▶ DIRECTION: Write out the data below in full, unchanged, minus the images.

▶ DATASET EXCERPTS:

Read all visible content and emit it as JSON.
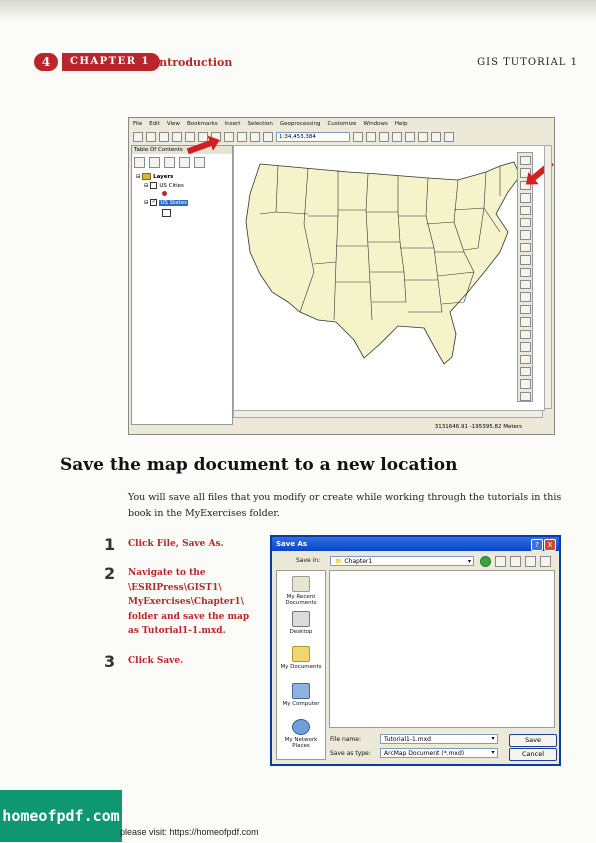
{
  "header": {
    "page_number": "4",
    "chapter": "CHAPTER 1",
    "section": "Introduction",
    "running_head": "GIS TUTORIAL 1"
  },
  "arcmap": {
    "menu": [
      "File",
      "Edit",
      "View",
      "Bookmarks",
      "Insert",
      "Selection",
      "Geoprocessing",
      "Customize",
      "Windows",
      "Help"
    ],
    "scale": "1:34,453,384",
    "toc_title": "Table Of Contents",
    "toc_pin": "3 X",
    "layers_label": "Layers",
    "layer_cities": "US Cities",
    "layer_states": "US States",
    "status_coords": "3131646.91  -195395.82 Meters"
  },
  "section_heading": "Save the map document to a new location",
  "intro_paragraph": "You will save all files that you modify or create while working through the tutorials in this book in the MyExercises folder.",
  "steps": [
    {
      "number": "1",
      "text": "Click File, Save As."
    },
    {
      "number": "2",
      "text": "Navigate to the \\ESRIPress\\GIST1\\ MyExercises\\Chapter1\\ folder and save the map as Tutorial1-1.mxd."
    },
    {
      "number": "3",
      "text": "Click Save."
    }
  ],
  "dialog": {
    "title": "Save As",
    "save_in_label": "Save in:",
    "save_in_value": "Chapter1",
    "places": [
      "My Recent Documents",
      "Desktop",
      "My Documents",
      "My Computer",
      "My Network Places"
    ],
    "file_name_label": "File name:",
    "file_name_value": "Tutorial1-1.mxd",
    "save_type_label": "Save as type:",
    "save_type_value": "ArcMap Document (*.mxd)",
    "save_button": "Save",
    "cancel_button": "Cancel",
    "help_button": "?",
    "close_button": "X"
  },
  "footer": {
    "logo_text": "homeofpdf.com",
    "visit_text": "please visit: https://homeofpdf.com"
  }
}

▶ SOLUTION FOR THIS EXERCISE:
Read all visible content and emit it as JSON.
{
  "header": {
    "page_number": "4",
    "chapter": "CHAPTER 1",
    "section": "Introduction",
    "running_head": "GIS TUTORIAL 1"
  },
  "arcmap": {
    "menu": [
      "File",
      "Edit",
      "View",
      "Bookmarks",
      "Insert",
      "Selection",
      "Geoprocessing",
      "Customize",
      "Windows",
      "Help"
    ],
    "scale": "1:34,453,384",
    "toc_title": "Table Of Contents",
    "toc_pin": "3 X",
    "layers_label": "Layers",
    "layer_cities": "US Cities",
    "layer_states": "US States",
    "status_coords": "3131646.91  -195395.82 Meters"
  },
  "section_heading": "Save the map document to a new location",
  "intro_paragraph": "You will save all files that you modify or create while working through the tutorials in this book in the MyExercises folder.",
  "steps": [
    {
      "number": "1",
      "text": "Click File, Save As."
    },
    {
      "number": "2",
      "text": "Navigate to the \\ESRIPress\\GIST1\\ MyExercises\\Chapter1\\ folder and save the map as Tutorial1-1.mxd."
    },
    {
      "number": "3",
      "text": "Click Save."
    }
  ],
  "dialog": {
    "title": "Save As",
    "save_in_label": "Save in:",
    "save_in_value": "Chapter1",
    "places": [
      "My Recent Documents",
      "Desktop",
      "My Documents",
      "My Computer",
      "My Network Places"
    ],
    "file_name_label": "File name:",
    "file_name_value": "Tutorial1-1.mxd",
    "save_type_label": "Save as type:",
    "save_type_value": "ArcMap Document (*.mxd)",
    "save_button": "Save",
    "cancel_button": "Cancel",
    "help_button": "?",
    "close_button": "X"
  },
  "footer": {
    "logo_text": "homeofpdf.com",
    "visit_text": "please visit: https://homeofpdf.com"
  }
}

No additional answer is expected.